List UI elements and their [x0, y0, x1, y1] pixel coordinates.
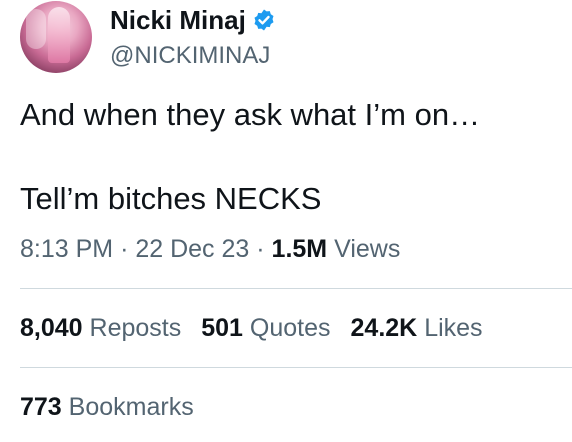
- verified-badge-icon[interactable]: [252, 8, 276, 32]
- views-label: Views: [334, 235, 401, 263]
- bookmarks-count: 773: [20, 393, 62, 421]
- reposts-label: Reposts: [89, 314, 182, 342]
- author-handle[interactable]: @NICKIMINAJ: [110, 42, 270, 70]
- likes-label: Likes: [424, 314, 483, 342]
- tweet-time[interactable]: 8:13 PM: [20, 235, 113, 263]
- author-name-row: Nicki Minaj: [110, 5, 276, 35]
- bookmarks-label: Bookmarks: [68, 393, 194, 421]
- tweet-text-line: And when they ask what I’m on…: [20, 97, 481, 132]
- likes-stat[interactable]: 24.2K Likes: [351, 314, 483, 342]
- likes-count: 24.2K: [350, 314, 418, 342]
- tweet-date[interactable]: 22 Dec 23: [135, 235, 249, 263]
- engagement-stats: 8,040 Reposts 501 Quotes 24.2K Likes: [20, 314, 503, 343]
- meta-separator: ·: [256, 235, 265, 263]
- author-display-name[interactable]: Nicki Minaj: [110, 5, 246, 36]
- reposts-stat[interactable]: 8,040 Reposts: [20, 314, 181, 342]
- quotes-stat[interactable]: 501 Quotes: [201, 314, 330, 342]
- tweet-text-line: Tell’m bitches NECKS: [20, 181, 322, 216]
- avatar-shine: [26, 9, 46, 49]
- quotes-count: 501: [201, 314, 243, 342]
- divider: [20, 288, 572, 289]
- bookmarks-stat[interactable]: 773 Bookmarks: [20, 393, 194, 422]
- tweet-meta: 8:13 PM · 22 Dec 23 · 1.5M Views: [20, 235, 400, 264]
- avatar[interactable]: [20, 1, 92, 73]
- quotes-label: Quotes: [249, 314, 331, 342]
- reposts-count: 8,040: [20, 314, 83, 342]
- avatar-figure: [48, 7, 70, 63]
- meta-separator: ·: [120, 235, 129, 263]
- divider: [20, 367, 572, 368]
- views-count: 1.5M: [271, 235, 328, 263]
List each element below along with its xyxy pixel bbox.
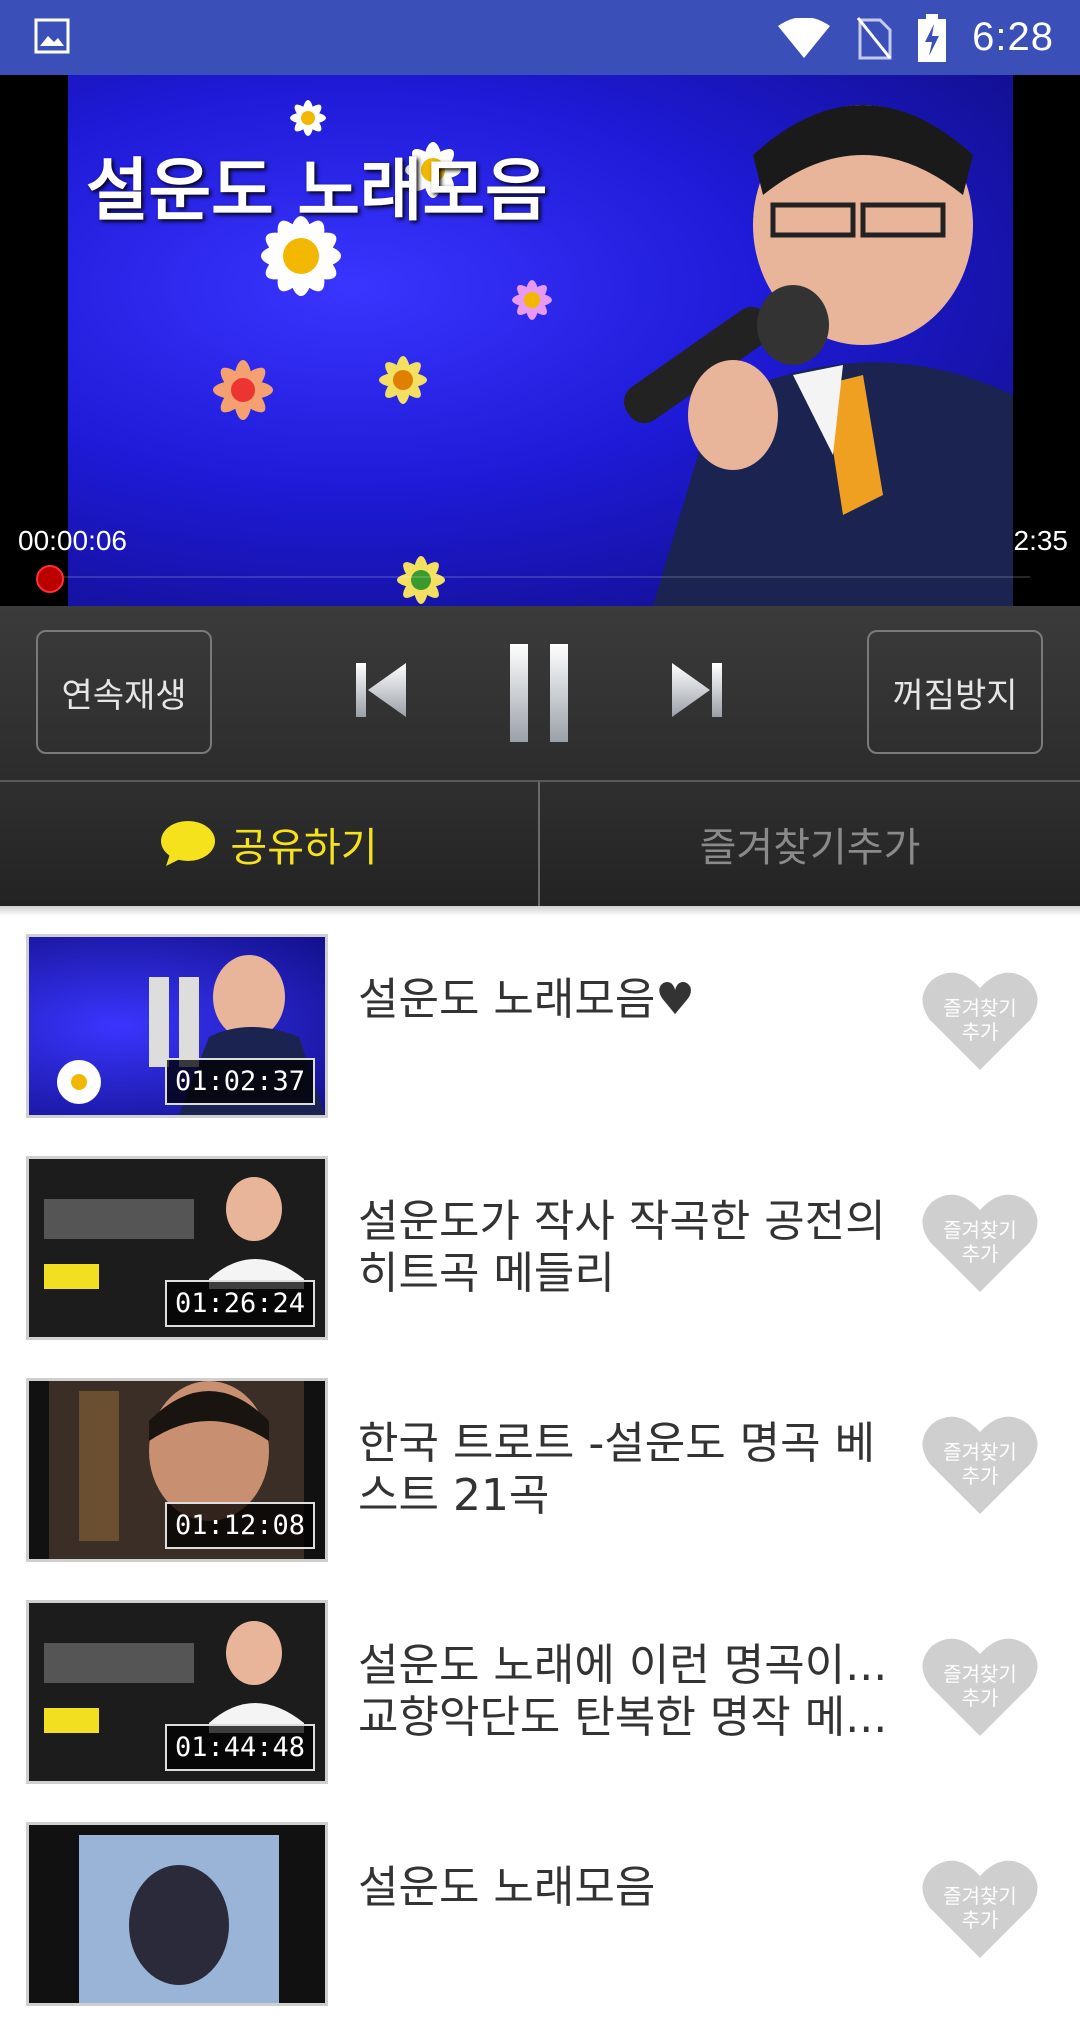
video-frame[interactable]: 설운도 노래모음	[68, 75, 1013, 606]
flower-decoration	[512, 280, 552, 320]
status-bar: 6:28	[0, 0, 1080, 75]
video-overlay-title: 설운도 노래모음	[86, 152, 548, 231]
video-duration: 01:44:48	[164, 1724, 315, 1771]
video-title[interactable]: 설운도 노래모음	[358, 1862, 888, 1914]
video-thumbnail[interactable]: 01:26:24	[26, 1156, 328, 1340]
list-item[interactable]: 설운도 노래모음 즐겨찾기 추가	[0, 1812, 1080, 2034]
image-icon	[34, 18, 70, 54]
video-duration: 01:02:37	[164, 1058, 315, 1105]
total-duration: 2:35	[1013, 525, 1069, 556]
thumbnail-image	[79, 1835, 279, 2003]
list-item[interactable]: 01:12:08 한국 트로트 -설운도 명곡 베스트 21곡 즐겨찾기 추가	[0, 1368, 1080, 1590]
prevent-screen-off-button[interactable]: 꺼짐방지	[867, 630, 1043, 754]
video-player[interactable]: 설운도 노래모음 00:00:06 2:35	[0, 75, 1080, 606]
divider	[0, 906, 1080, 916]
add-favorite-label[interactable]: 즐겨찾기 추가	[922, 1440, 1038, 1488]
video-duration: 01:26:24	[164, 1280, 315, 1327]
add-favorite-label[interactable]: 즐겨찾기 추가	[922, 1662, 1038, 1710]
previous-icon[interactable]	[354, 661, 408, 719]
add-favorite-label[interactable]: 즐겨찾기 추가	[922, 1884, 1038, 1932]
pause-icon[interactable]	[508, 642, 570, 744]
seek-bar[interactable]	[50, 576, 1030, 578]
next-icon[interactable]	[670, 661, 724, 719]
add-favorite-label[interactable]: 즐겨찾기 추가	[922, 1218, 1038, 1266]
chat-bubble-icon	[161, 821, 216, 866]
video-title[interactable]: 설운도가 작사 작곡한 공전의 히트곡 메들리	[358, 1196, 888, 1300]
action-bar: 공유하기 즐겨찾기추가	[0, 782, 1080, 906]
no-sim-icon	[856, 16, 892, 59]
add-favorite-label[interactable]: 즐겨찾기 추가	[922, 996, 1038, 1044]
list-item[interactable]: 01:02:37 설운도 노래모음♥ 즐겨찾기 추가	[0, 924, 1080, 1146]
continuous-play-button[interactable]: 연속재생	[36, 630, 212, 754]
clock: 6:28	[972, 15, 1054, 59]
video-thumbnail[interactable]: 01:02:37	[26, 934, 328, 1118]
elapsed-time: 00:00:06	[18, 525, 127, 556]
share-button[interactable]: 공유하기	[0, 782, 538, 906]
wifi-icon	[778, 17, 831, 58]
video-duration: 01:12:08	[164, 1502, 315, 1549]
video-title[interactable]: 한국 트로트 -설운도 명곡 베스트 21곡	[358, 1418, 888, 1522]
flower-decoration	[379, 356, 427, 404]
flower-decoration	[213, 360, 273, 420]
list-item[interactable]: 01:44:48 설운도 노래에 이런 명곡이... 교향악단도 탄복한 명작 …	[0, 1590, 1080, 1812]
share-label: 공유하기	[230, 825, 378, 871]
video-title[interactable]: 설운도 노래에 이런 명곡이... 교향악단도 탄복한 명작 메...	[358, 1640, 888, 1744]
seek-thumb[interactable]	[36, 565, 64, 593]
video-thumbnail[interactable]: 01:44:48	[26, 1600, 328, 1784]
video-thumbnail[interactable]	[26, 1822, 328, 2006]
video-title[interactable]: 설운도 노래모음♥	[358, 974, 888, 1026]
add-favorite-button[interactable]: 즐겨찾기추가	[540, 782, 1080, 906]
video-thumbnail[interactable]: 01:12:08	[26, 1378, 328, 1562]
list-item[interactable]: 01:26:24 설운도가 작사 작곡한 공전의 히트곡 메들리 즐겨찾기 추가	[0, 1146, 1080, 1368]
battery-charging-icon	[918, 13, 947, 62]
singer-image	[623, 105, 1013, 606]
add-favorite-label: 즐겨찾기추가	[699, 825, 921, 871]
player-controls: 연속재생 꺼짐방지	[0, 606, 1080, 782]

-------

* _Given instruction_:
Give each line of the records above as a numbered list, skipping any blank lines and leaving the pictures out.

* _Answer for this exercise_:
1. List UI elements and their [x0, y0, x1, y1] pixel coordinates.
2. - verified-badge-icon[interactable]: [252, 8, 276, 32]
3. - views-label: Views: [334, 235, 401, 263]
4. - bookmarks-count: 773: [20, 393, 62, 421]
5. - reposts-label: Reposts: [89, 314, 182, 342]
6. - author-handle[interactable]: @NICKIMINAJ: [110, 42, 270, 70]
7. - likes-label: Likes: [424, 314, 483, 342]
8. - tweet-time[interactable]: 8:13 PM: [20, 235, 113, 263]
9. - author-name-row: Nicki Minaj: [110, 5, 276, 35]
10. - bookmarks-label: Bookmarks: [68, 393, 194, 421]
11. - tweet-text-line: And when they ask what I’m on…: [20, 97, 481, 132]
12. - likes-stat[interactable]: 24.2K Likes: [351, 314, 483, 342]
13. - likes-count: 24.2K: [350, 314, 418, 342]
14. - tweet-date[interactable]: 22 Dec 23: [135, 235, 249, 263]
15. - engagement-stats: 8,040 Reposts 501 Quotes 24.2K Likes: [20, 314, 503, 343]
16. - meta-separator: ·: [256, 235, 265, 263]
17. - author-display-name[interactable]: Nicki Minaj: [110, 5, 246, 36]
18. - reposts-stat[interactable]: 8,040 Reposts: [20, 314, 181, 342]
19. - quotes-stat[interactable]: 501 Quotes: [201, 314, 330, 342]
20. - tweet-text-line: Tell’m bitches NECKS: [20, 181, 322, 216]
21. - avatar-shine: [26, 9, 46, 49]
22. - quotes-count: 501: [201, 314, 243, 342]
23. - divider: [20, 288, 572, 289]
24. - bookmarks-stat[interactable]: 773 Bookmarks: [20, 393, 194, 422]
25. - tweet-meta: 8:13 PM · 22 Dec 23 · 1.5M Views: [20, 235, 400, 264]
26. - avatar[interactable]: [20, 1, 92, 73]
27. - quotes-label: Quotes: [249, 314, 331, 342]
28. - reposts-count: 8,040: [20, 314, 83, 342]
29. - avatar-figure: [48, 7, 70, 63]
30. - meta-separator: ·: [120, 235, 129, 263]
31. - divider: [20, 367, 572, 368]
32. - views-count: 1.5M: [271, 235, 328, 263]
33. List each element below along with its xyxy pixel bbox.
34. video-frame[interactable]: 설운도 노래모음	[68, 75, 1013, 606]
35. flower-decoration	[512, 280, 552, 320]
36. status-bar: 6:28	[0, 0, 1080, 75]
37. video-overlay-title: 설운도 노래모음	[86, 152, 548, 231]
38. video-duration: 01:44:48	[164, 1724, 315, 1771]
39. video-title[interactable]: 설운도 노래모음	[358, 1862, 888, 1914]
40. video-thumbnail[interactable]: 01:26:24	[26, 1156, 328, 1340]
41. list-item[interactable]: 설운도 노래모음 즐겨찾기 추가	[0, 1812, 1080, 2034]
42. image-icon	[34, 18, 70, 54]
43. video-duration: 01:02:37	[164, 1058, 315, 1105]
44. total-duration: 2:35	[1013, 525, 1069, 556]
45. thumbnail-image	[79, 1835, 279, 2003]
46. list-item[interactable]: 01:12:08 한국 트로트 -설운도 명곡 베스트 21곡 즐겨찾기 추가	[0, 1368, 1080, 1590]
47. prevent-screen-off-button[interactable]: 꺼짐방지	[867, 630, 1043, 754]
48. video-player[interactable]: 설운도 노래모음 00:00:06 2:35	[0, 75, 1080, 606]
49. divider	[0, 906, 1080, 916]
50. add-favorite-label[interactable]: 즐겨찾기 추가	[922, 1440, 1038, 1488]
51. video-duration: 01:26:24	[164, 1280, 315, 1327]
52. add-favorite-label[interactable]: 즐겨찾기 추가	[922, 1662, 1038, 1710]
53. previous-icon[interactable]	[354, 661, 408, 719]
54. add-favorite-label[interactable]: 즐겨찾기 추가	[922, 1884, 1038, 1932]
55. pause-icon[interactable]	[508, 642, 570, 744]
56. seek-bar[interactable]	[50, 576, 1030, 578]
57. next-icon[interactable]	[670, 661, 724, 719]
58. add-favorite-label[interactable]: 즐겨찾기 추가	[922, 1218, 1038, 1266]
59. chat-bubble-icon	[161, 821, 216, 866]
60. video-title[interactable]: 설운도가 작사 작곡한 공전의 히트곡 메들리	[358, 1196, 888, 1300]
61. action-bar: 공유하기 즐겨찾기추가	[0, 782, 1080, 906]
62. no-sim-icon	[856, 16, 892, 59]
63. add-favorite-label[interactable]: 즐겨찾기 추가	[922, 996, 1038, 1044]
64. list-item[interactable]: 01:02:37 설운도 노래모음♥ 즐겨찾기 추가	[0, 924, 1080, 1146]
65. continuous-play-button[interactable]: 연속재생	[36, 630, 212, 754]
66. clock: 6:28	[972, 15, 1054, 59]
67. video-thumbnail[interactable]: 01:02:37	[26, 934, 328, 1118]
68. elapsed-time: 00:00:06	[18, 525, 127, 556]
69. share-button[interactable]: 공유하기	[0, 782, 538, 906]
70. wifi-icon	[778, 17, 831, 58]
71. video-duration: 01:12:08	[164, 1502, 315, 1549]
72. video-title[interactable]: 한국 트로트 -설운도 명곡 베스트 21곡	[358, 1418, 888, 1522]
73. flower-decoration	[379, 356, 427, 404]
74. flower-decoration	[213, 360, 273, 420]
75. list-item[interactable]: 01:44:48 설운도 노래에 이런 명곡이... 교향악단도 탄복한 명작 …	[0, 1590, 1080, 1812]
76. share-label: 공유하기	[230, 825, 378, 871]
77. video-title[interactable]: 설운도 노래에 이런 명곡이... 교향악단도 탄복한 명작 메...	[358, 1640, 888, 1744]
78. seek-thumb[interactable]	[36, 565, 64, 593]
79. video-thumbnail[interactable]: 01:44:48	[26, 1600, 328, 1784]
80. video-thumbnail[interactable]	[26, 1822, 328, 2006]
81. video-title[interactable]: 설운도 노래모음♥	[358, 974, 888, 1026]
82. add-favorite-button[interactable]: 즐겨찾기추가	[540, 782, 1080, 906]
83. video-thumbnail[interactable]: 01:12:08	[26, 1378, 328, 1562]
84. list-item[interactable]: 01:26:24 설운도가 작사 작곡한 공전의 히트곡 메들리 즐겨찾기 추가	[0, 1146, 1080, 1368]
85. battery-charging-icon	[918, 13, 947, 62]
86. singer-image	[623, 105, 1013, 606]
87. add-favorite-label: 즐겨찾기추가	[699, 825, 921, 871]
88. player-controls: 연속재생 꺼짐방지	[0, 606, 1080, 782]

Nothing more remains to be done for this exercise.